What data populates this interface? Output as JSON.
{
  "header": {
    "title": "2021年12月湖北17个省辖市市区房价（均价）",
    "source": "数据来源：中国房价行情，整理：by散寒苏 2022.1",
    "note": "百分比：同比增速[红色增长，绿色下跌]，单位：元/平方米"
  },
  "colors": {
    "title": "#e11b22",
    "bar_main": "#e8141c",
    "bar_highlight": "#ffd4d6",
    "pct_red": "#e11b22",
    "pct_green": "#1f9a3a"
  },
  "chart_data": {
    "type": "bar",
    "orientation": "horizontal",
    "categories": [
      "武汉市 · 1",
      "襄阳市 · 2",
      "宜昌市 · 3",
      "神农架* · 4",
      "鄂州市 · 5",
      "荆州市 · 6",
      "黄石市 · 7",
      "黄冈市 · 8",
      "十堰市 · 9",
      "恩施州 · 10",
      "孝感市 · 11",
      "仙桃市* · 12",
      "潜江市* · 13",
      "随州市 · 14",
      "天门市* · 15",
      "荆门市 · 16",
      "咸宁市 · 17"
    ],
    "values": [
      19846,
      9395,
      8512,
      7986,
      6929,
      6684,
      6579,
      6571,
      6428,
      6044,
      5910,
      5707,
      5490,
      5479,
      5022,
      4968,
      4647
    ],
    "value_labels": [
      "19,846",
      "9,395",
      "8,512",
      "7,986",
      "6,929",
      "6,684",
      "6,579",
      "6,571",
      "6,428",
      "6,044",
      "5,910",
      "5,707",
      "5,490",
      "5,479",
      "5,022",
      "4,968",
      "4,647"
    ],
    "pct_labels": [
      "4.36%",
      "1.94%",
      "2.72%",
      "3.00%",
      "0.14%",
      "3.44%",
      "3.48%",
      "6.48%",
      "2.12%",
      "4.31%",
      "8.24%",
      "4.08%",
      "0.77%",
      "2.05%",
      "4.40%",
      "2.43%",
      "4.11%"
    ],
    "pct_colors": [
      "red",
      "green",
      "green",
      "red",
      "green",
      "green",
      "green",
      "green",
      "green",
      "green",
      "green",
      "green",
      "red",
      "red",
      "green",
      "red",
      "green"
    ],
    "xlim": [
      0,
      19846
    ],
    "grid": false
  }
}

Your objective: Repeat the data precisely, reproducing every entry.

The result:
What data populates this interface? Output as JSON.
{
  "header": {
    "title": "2021年12月湖北17个省辖市市区房价（均价）",
    "source": "数据来源：中国房价行情，整理：by散寒苏 2022.1",
    "note": "百分比：同比增速[红色增长，绿色下跌]，单位：元/平方米"
  },
  "colors": {
    "title": "#e11b22",
    "bar_main": "#e8141c",
    "bar_highlight": "#ffd4d6",
    "pct_red": "#e11b22",
    "pct_green": "#1f9a3a"
  },
  "chart_data": {
    "type": "bar",
    "orientation": "horizontal",
    "categories": [
      "武汉市 · 1",
      "襄阳市 · 2",
      "宜昌市 · 3",
      "神农架* · 4",
      "鄂州市 · 5",
      "荆州市 · 6",
      "黄石市 · 7",
      "黄冈市 · 8",
      "十堰市 · 9",
      "恩施州 · 10",
      "孝感市 · 11",
      "仙桃市* · 12",
      "潜江市* · 13",
      "随州市 · 14",
      "天门市* · 15",
      "荆门市 · 16",
      "咸宁市 · 17"
    ],
    "values": [
      19846,
      9395,
      8512,
      7986,
      6929,
      6684,
      6579,
      6571,
      6428,
      6044,
      5910,
      5707,
      5490,
      5479,
      5022,
      4968,
      4647
    ],
    "value_labels": [
      "19,846",
      "9,395",
      "8,512",
      "7,986",
      "6,929",
      "6,684",
      "6,579",
      "6,571",
      "6,428",
      "6,044",
      "5,910",
      "5,707",
      "5,490",
      "5,479",
      "5,022",
      "4,968",
      "4,647"
    ],
    "pct_labels": [
      "4.36%",
      "1.94%",
      "2.72%",
      "3.00%",
      "0.14%",
      "3.44%",
      "3.48%",
      "6.48%",
      "2.12%",
      "4.31%",
      "8.24%",
      "4.08%",
      "0.77%",
      "2.05%",
      "4.40%",
      "2.43%",
      "4.11%"
    ],
    "pct_colors": [
      "red",
      "green",
      "green",
      "red",
      "green",
      "green",
      "green",
      "green",
      "green",
      "green",
      "green",
      "green",
      "red",
      "red",
      "green",
      "red",
      "green"
    ],
    "xlim": [
      0,
      19846
    ],
    "grid": false
  }
}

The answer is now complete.